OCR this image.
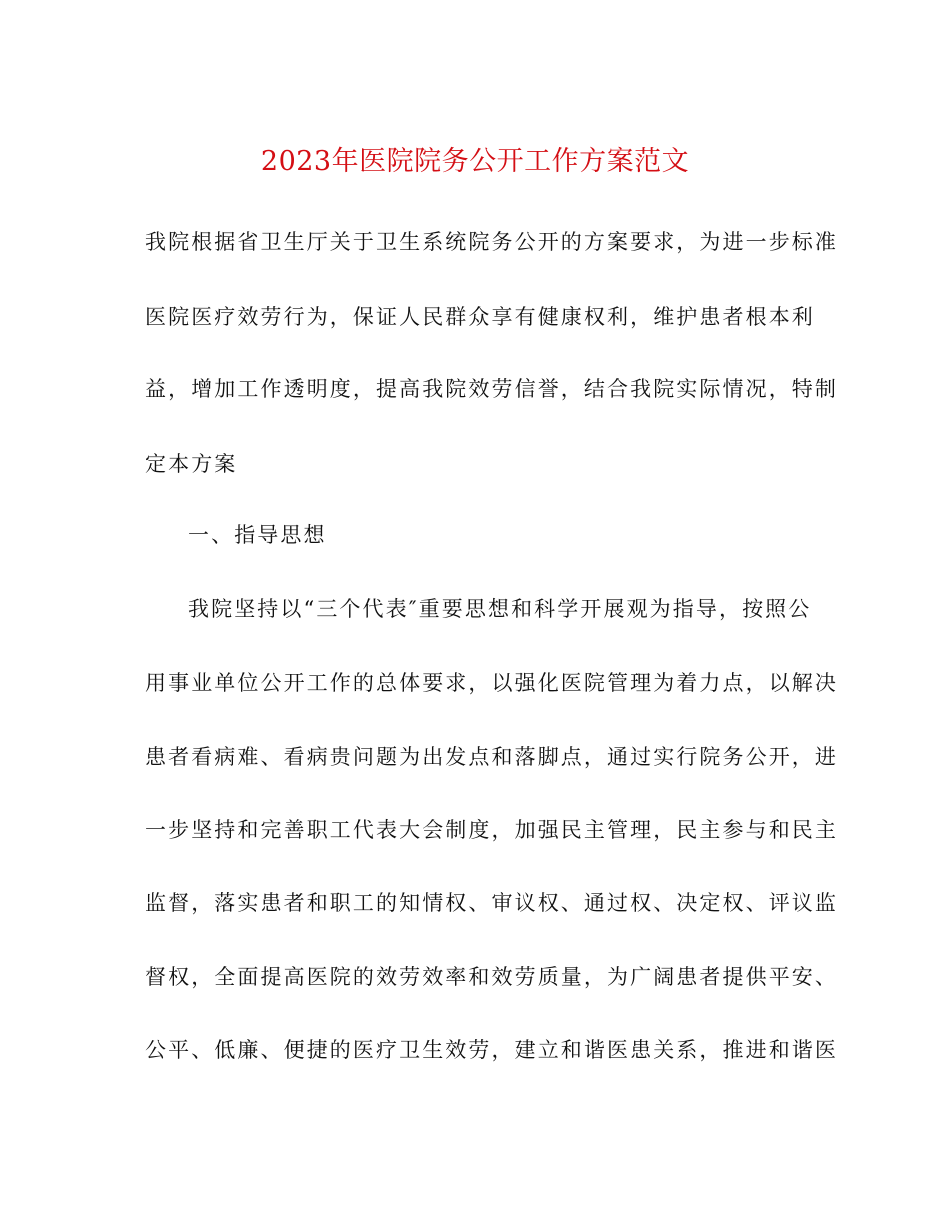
2023年医院院务公开工作方案范文
我院根据省卫生厅关于卫生系统院务公开的方案要求，为进一步标准
医院医疗效劳行为，保证人民群众享有健康权利，维护患者根本利
益，增加工作透明度，提高我院效劳信誉，结合我院实际情况，特制
定本方案
一、指导思想
我院坚持以“三个代表″重要思想和科学开展观为指导，按照公
用事业单位公开工作的总体要求，以强化医院管理为着力点，以解决
患者看病难、看病贵问题为出发点和落脚点，通过实行院务公开，进
一步坚持和完善职工代表大会制度，加强民主管理，民主参与和民主
监督，落实患者和职工的知情权、审议权、通过权、决定权、评议监
督权，全面提高医院的效劳效率和效劳质量，为广阔患者提供平安、
公平、低廉、便捷的医疗卫生效劳，建立和谐医患关系，推进和谐医
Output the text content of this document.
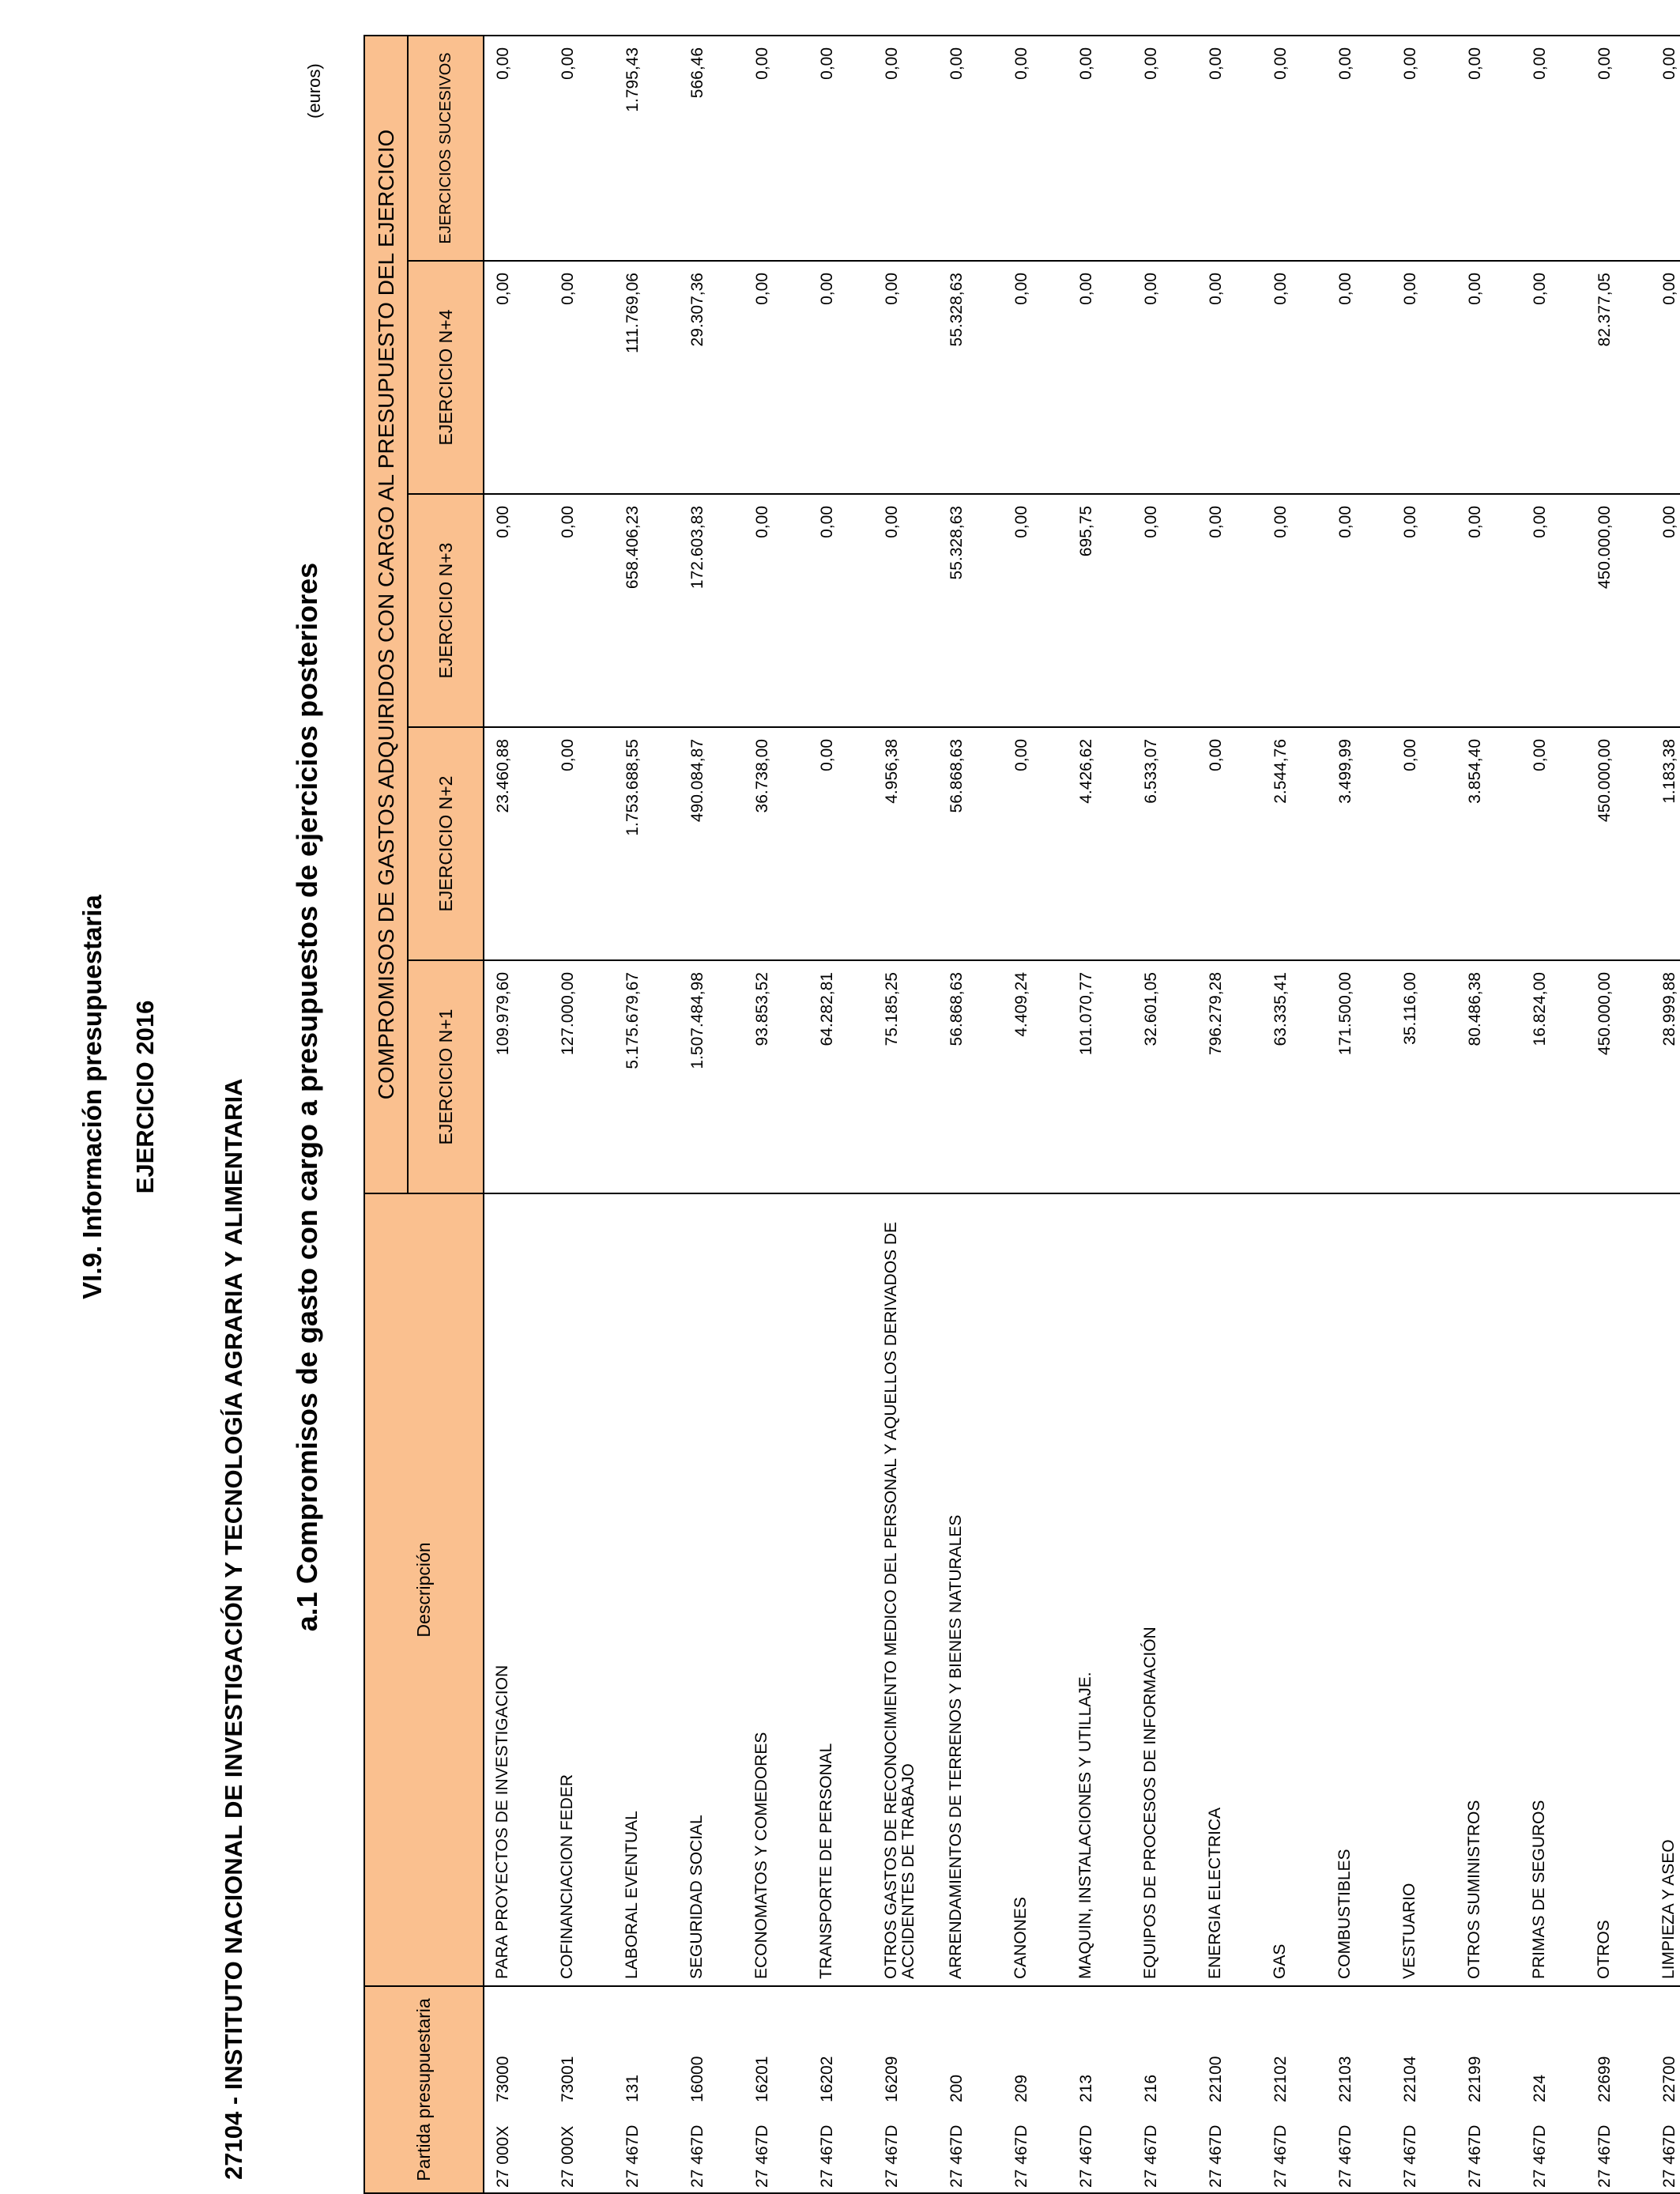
VI.9. Información presupuestaria EJERCICIO 2016 27104 - INSTITUTO NACIONAL DE INVESTIGACIÓN Y TECNOLOGÍA AGRARIA Y ALIMENTARIA a.1 Compromisos de gasto con cargo a presupuestos de ejercicios posteriores
(euros)
Partida presupuestaria	Descripción	COMPROMISOS DE GASTOS ADQUIRIDOS CON CARGO AL PRESUPUESTO DEL EJERCICIO				
		EJERCICIO N+1	EJERCICIO N+2	EJERCICIO N+3	EJERCICIO N+4	EJERCICIOS SUCESIVOS
27 000X73000	PARA PROYECTOS DE INVESTIGACION	109.979,60	23.460,88	0,00	0,00	0,00
27 000X73001	COFINANCIACION FEDER	127.000,00	0,00	0,00	0,00	0,00
27 467D131	LABORAL EVENTUAL	5.175.679,67	1.753.688,55	658.406,23	111.769,06	1.795,43
27 467D16000	SEGURIDAD SOCIAL	1.507.484,98	490.084,87	172.603,83	29.307,36	566,46
27 467D16201	ECONOMATOS Y COMEDORES	93.853,52	36.738,00	0,00	0,00	0,00
27 467D16202	TRANSPORTE DE PERSONAL	64.282,81	0,00	0,00	0,00	0,00
27 467D16209	OTROS GASTOS DE RECONOCIMIENTO MEDICO DEL PERSONAL Y AQUELLOS DERIVADOS DE ACCIDENTES DE TRABAJO	75.185,25	4.956,38	0,00	0,00	0,00
27 467D200	ARRENDAMIENTOS DE TERRENOS Y BIENES NATURALES	56.868,63	56.868,63	55.328,63	55.328,63	0,00
27 467D209	CANONES	4.409,24	0,00	0,00	0,00	0,00
27 467D213	MAQUIN, INSTALACIONES Y UTILLAJE.	101.070,77	4.426,62	695,75	0,00	0,00
27 467D216	EQUIPOS DE PROCESOS DE INFORMACIÓN	32.601,05	6.533,07	0,00	0,00	0,00
27 467D22100	ENERGIA ELECTRICA	796.279,28	0,00	0,00	0,00	0,00
27 467D22102	GAS	63.335,41	2.544,76	0,00	0,00	0,00
27 467D22103	COMBUSTIBLES	171.500,00	3.499,99	0,00	0,00	0,00
27 467D22104	VESTUARIO	35.116,00	0,00	0,00	0,00	0,00
27 467D22199	OTROS SUMINISTROS	80.486,38	3.854,40	0,00	0,00	0,00
27 467D224	PRIMAS DE SEGUROS	16.824,00	0,00	0,00	0,00	0,00
27 467D22699	OTROS	450.000,00	450.000,00	450.000,00	82.377,05	0,00
27 467D22700	LIMPIEZA Y ASEO	28.999,88	1.183,38	0,00	0,00	0,00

━━━━━━━━━━━━━━━━━━━━

▶ What is asked:
Find every line that holds "this" and copy it.

▶ Task response:
OCR this image.
Output the text content of this document.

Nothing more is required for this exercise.